» **Description of the task**: Working from the line that contains "Convert this screenshot" down to the last line below, repeat each line exactly.

Dataset items
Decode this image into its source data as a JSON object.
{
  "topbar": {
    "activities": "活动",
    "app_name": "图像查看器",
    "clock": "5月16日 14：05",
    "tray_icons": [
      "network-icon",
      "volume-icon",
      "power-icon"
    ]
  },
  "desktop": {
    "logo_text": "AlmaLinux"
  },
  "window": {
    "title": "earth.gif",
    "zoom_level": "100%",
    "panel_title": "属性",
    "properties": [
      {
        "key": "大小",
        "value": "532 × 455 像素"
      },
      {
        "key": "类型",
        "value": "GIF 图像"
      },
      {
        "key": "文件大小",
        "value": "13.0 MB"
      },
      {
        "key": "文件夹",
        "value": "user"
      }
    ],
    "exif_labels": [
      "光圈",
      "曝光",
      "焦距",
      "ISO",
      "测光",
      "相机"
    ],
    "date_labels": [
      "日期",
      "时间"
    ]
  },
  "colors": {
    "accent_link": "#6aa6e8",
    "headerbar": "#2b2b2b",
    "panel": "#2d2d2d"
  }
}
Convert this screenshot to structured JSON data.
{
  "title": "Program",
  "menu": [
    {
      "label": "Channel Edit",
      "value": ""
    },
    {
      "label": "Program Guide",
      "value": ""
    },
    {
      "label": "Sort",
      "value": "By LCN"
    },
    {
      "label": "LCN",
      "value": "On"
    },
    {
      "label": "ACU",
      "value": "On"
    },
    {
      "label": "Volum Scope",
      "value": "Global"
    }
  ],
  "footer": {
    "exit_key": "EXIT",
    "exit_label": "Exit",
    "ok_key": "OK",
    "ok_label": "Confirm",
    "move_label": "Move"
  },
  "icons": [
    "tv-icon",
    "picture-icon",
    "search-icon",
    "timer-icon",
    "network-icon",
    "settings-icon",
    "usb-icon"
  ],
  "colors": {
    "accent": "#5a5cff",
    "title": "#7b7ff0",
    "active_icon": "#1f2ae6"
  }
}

» **Exercise response**:
Convert this screenshot to structured JSON data.
{
  "title": "Program",
  "menu": [
    {
      "label": "Channel Edit",
      "value": ""
    },
    {
      "label": "Program Guide",
      "value": ""
    },
    {
      "label": "Sort",
      "value": "By LCN"
    },
    {
      "label": "LCN",
      "value": "On"
    },
    {
      "label": "ACU",
      "value": "On"
    },
    {
      "label": "Volum Scope",
      "value": "Global"
    }
  ],
  "footer": {
    "exit_key": "EXIT",
    "exit_label": "Exit",
    "ok_key": "OK",
    "ok_label": "Confirm",
    "move_label": "Move"
  },
  "icons": [
    "tv-icon",
    "picture-icon",
    "search-icon",
    "timer-icon",
    "network-icon",
    "settings-icon",
    "usb-icon"
  ],
  "colors": {
    "accent": "#5a5cff",
    "title": "#7b7ff0",
    "active_icon": "#1f2ae6"
  }
}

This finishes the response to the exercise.